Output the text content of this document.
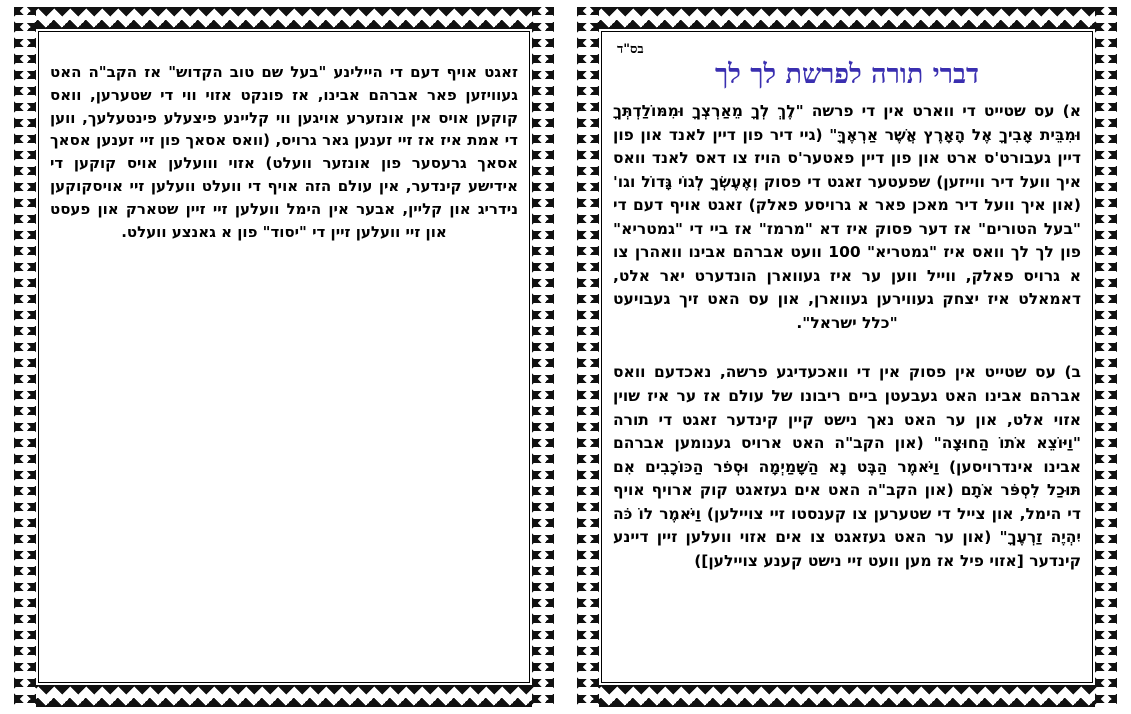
זאגט אויף דעם די היילינע "בעל שם טוב הקדוש" אז הקב"ה האט געוויזען פאר אברהם אבינו, אז פונקט אזוי ווי די שטערען, וואס קוקען אויס אין אונזערע אויגען ווי קליינע פיצעלע פינטעלעך, ווען די אמת איז אז זיי זענען גאר גרויס, (וואס אסאך פון זיי זענען אסאך אסאך גרעסער פון אונזער וועלט) אזוי ווועלען אויס קוקען די אידישע קינדער, אין עולם הזה אויף די וועלט וועלען זיי אויסקוקען נידריג און קליין, אבער אין הימל וועלען זיי זיין שטארק און פעסט און זיי וועלען זיין די "יסוד" פון א גאנצע וועלט.

בס"ד
דברי תורה לפרשת לך לך

א) עס שטייט די ווארט אין די פרשה "לֶךְ לְךָ מֵאַרְצְךָ וּמִמּוֹלַדְתְּךָ וּמִבֵּית אָבִיךָ אֶל הָאָרֶץ אֲשֶׁר אַרְאֶךָּ" (גיי דיר פון דיין לאנד און פון דיין געבורט'ס ארט און פון דיין פאטער'ס הויז צו דאס לאנד וואס איך וועל דיר ווייזען) שפעטער זאגט די פסוק וְאֶעֶשְׂךָ לְגוֹי גָּדוֹל וגו' (און איך וועל דיר מאכן פאר א גרויסע פאלק) זאגט אויף דעם די "בעל הטורים" אז דער פסוק איז דא "מרמז" אז ביי די "גמטריא" פון לך לך וואס איז "גמטריא" 100 וועט אברהם אבינו וואהרן צו א גרויס פאלק, ווייל ווען ער איז געווארן הונדערט יאר אלט, דאמאלט איז יצחק געווירען געווארן, און עס האט זיך געבויעט "כלל ישראל".

ב) עס שטייט אין פסוק אין די וואכעדיגע פרשה, נאכדעם וואס אברהם אבינו האט געבעטן ביים ריבונו של עולם אז ער איז שוין אזוי אלט, און ער האט נאך נישט קיין קינדער זאגט די תורה "וַיּוֹצֵא אֹתוֹ הַחוּצָה" (און הקב"ה האט ארויס גענומען אברהם אבינו אינדרויסען) וַיֹּאמֶר הַבֶּט נָא הַשָּׁמַיְמָה וּסְפֹר הַכּוֹכָבִים אִם תּוּכַל לִסְפֹּר אֹתָם (און הקב"ה האט אים געזאגט קוק ארויף אויף די הימל, און צייל די שטערען צו קענסטו זיי צויילען) וַיֹּאמֶר לוֹ כֹּה יִהְיֶה זַרְעֶךָ" (און ער האט געזאגט צו אים אזוי וועלען זיין דיינע קינדער [אזוי פיל אז מען וועט זיי נישט קענע צויילען])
◇ ◇ ◇
Leave out the pictures and transcribe everything else exactly.

» **RESPONSE FOR THIS EXERCISE**:
Output the text content of this document.
זאגט אויף דעם די היילינע "בעל שם טוב הקדוש" אז הקב"ה האט געוויזען פאר אברהם אבינו, אז פונקט אזוי ווי די שטערען, וואס קוקען אויס אין אונזערע אויגען ווי קליינע פיצעלע פינטעלעך, ווען די אמת איז אז זיי זענען גאר גרויס, (וואס אסאך פון זיי זענען אסאך אסאך גרעסער פון אונזער וועלט) אזוי ווועלען אויס קוקען די אידישע קינדער, אין עולם הזה אויף די וועלט וועלען זיי אויסקוקען נידריג און קליין, אבער אין הימל וועלען זיי זיין שטארק און פעסט און זיי וועלען זיין די "יסוד" פון א גאנצע וועלט.

בס"ד
דברי תורה לפרשת לך לך

א) עס שטייט די ווארט אין די פרשה "לֶךְ לְךָ מֵאַרְצְךָ וּמִמּוֹלַדְתְּךָ וּמִבֵּית אָבִיךָ אֶל הָאָרֶץ אֲשֶׁר אַרְאֶךָּ" (גיי דיר פון דיין לאנד און פון דיין געבורט'ס ארט און פון דיין פאטער'ס הויז צו דאס לאנד וואס איך וועל דיר ווייזען) שפעטער זאגט די פסוק וְאֶעֶשְׂךָ לְגוֹי גָּדוֹל וגו' (און איך וועל דיר מאכן פאר א גרויסע פאלק) זאגט אויף דעם די "בעל הטורים" אז דער פסוק איז דא "מרמז" אז ביי די "גמטריא" פון לך לך וואס איז "גמטריא" 100 וועט אברהם אבינו וואהרן צו א גרויס פאלק, ווייל ווען ער איז געווארן הונדערט יאר אלט, דאמאלט איז יצחק געווירען געווארן, און עס האט זיך געבויעט "כלל ישראל".

ב) עס שטייט אין פסוק אין די וואכעדיגע פרשה, נאכדעם וואס אברהם אבינו האט געבעטן ביים ריבונו של עולם אז ער איז שוין אזוי אלט, און ער האט נאך נישט קיין קינדער זאגט די תורה "וַיּוֹצֵא אֹתוֹ הַחוּצָה" (און הקב"ה האט ארויס גענומען אברהם אבינו אינדרויסען) וַיֹּאמֶר הַבֶּט נָא הַשָּׁמַיְמָה וּסְפֹר הַכּוֹכָבִים אִם תּוּכַל לִסְפֹּר אֹתָם (און הקב"ה האט אים געזאגט קוק ארויף אויף די הימל, און צייל די שטערען צו קענסטו זיי צויילען) וַיֹּאמֶר לוֹ כֹּה יִהְיֶה זַרְעֶךָ" (און ער האט געזאגט צו אים אזוי וועלען זיין דיינע קינדער [אזוי פיל אז מען וועט זיי נישט קענע צויילען])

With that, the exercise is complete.